**Records to use:**

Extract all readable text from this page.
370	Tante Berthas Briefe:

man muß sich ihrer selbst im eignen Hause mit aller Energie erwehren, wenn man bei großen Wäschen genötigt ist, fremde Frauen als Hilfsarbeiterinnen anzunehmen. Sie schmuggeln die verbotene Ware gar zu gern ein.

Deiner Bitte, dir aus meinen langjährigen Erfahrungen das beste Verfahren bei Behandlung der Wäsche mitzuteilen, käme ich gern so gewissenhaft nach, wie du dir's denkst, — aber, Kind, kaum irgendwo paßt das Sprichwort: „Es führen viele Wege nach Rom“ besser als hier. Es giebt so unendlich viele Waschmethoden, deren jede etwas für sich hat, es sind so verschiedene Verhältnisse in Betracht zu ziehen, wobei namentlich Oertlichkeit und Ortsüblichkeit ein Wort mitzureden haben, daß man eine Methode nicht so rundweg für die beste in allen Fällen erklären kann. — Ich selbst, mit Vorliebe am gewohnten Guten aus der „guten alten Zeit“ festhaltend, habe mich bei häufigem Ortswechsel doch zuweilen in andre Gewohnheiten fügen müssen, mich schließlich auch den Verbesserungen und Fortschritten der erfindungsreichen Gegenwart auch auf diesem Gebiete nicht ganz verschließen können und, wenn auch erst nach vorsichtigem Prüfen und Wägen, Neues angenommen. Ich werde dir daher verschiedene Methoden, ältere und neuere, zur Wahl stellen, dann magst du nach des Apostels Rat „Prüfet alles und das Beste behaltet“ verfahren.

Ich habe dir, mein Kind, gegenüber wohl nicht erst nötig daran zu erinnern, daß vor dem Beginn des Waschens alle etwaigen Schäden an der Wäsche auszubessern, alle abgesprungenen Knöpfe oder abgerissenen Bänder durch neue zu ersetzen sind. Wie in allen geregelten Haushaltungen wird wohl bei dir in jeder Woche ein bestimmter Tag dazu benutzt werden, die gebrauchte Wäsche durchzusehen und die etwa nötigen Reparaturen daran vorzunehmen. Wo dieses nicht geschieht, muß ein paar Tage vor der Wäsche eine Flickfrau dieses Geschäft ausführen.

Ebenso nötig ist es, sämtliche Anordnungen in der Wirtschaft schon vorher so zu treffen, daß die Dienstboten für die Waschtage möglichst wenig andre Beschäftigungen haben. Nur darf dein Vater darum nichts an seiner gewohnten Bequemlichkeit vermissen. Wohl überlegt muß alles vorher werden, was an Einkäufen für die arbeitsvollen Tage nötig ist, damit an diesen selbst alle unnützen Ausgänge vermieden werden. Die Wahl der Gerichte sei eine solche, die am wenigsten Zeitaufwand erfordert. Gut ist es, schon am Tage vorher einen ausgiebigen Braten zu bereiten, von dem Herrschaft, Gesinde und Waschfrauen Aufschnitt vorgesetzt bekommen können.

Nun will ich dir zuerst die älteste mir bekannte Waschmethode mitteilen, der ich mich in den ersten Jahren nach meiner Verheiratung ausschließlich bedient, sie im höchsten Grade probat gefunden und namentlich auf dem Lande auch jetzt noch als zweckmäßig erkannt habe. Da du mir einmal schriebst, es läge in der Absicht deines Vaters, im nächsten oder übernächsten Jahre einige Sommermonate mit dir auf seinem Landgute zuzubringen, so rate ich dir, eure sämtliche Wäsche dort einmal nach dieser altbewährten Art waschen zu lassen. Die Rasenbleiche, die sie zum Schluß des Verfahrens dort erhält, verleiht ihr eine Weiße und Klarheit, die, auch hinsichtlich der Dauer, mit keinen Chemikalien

**Task statement:**
Your task is to reproduce the whole listing exactly.

**Problem solution:**
Extract all readable text from this page.
370	Tante Berthas Briefe:

man muß sich ihrer selbst im eignen Hause mit aller Energie erwehren, wenn man bei großen Wäschen genötigt ist, fremde Frauen als Hilfsarbeiterinnen anzunehmen. Sie schmuggeln die verbotene Ware gar zu gern ein.

Deiner Bitte, dir aus meinen langjährigen Erfahrungen das beste Verfahren bei Behandlung der Wäsche mitzuteilen, käme ich gern so gewissenhaft nach, wie du dir's denkst, — aber, Kind, kaum irgendwo paßt das Sprichwort: „Es führen viele Wege nach Rom“ besser als hier. Es giebt so unendlich viele Waschmethoden, deren jede etwas für sich hat, es sind so verschiedene Verhältnisse in Betracht zu ziehen, wobei namentlich Oertlichkeit und Ortsüblichkeit ein Wort mitzureden haben, daß man eine Methode nicht so rundweg für die beste in allen Fällen erklären kann. — Ich selbst, mit Vorliebe am gewohnten Guten aus der „guten alten Zeit“ festhaltend, habe mich bei häufigem Ortswechsel doch zuweilen in andre Gewohnheiten fügen müssen, mich schließlich auch den Verbesserungen und Fortschritten der erfindungsreichen Gegenwart auch auf diesem Gebiete nicht ganz verschließen können und, wenn auch erst nach vorsichtigem Prüfen und Wägen, Neues angenommen. Ich werde dir daher verschiedene Methoden, ältere und neuere, zur Wahl stellen, dann magst du nach des Apostels Rat „Prüfet alles und das Beste behaltet“ verfahren.

Ich habe dir, mein Kind, gegenüber wohl nicht erst nötig daran zu erinnern, daß vor dem Beginn des Waschens alle etwaigen Schäden an der Wäsche auszubessern, alle abgesprungenen Knöpfe oder abgerissenen Bänder durch neue zu ersetzen sind. Wie in allen geregelten Haushaltungen wird wohl bei dir in jeder Woche ein bestimmter Tag dazu benutzt werden, die gebrauchte Wäsche durchzusehen und die etwa nötigen Reparaturen daran vorzunehmen. Wo dieses nicht geschieht, muß ein paar Tage vor der Wäsche eine Flickfrau dieses Geschäft ausführen.

Ebenso nötig ist es, sämtliche Anordnungen in der Wirtschaft schon vorher so zu treffen, daß die Dienstboten für die Waschtage möglichst wenig andre Beschäftigungen haben. Nur darf dein Vater darum nichts an seiner gewohnten Bequemlichkeit vermissen. Wohl überlegt muß alles vorher werden, was an Einkäufen für die arbeitsvollen Tage nötig ist, damit an diesen selbst alle unnützen Ausgänge vermieden werden. Die Wahl der Gerichte sei eine solche, die am wenigsten Zeitaufwand erfordert. Gut ist es, schon am Tage vorher einen ausgiebigen Braten zu bereiten, von dem Herrschaft, Gesinde und Waschfrauen Aufschnitt vorgesetzt bekommen können.

Nun will ich dir zuerst die älteste mir bekannte Waschmethode mitteilen, der ich mich in den ersten Jahren nach meiner Verheiratung ausschließlich bedient, sie im höchsten Grade probat gefunden und namentlich auf dem Lande auch jetzt noch als zweckmäßig erkannt habe. Da du mir einmal schriebst, es läge in der Absicht deines Vaters, im nächsten oder übernächsten Jahre einige Sommermonate mit dir auf seinem Landgute zuzubringen, so rate ich dir, eure sämtliche Wäsche dort einmal nach dieser altbewährten Art waschen zu lassen. Die Rasenbleiche, die sie zum Schluß des Verfahrens dort erhält, verleiht ihr eine Weiße und Klarheit, die, auch hinsichtlich der Dauer, mit keinen Chemikalien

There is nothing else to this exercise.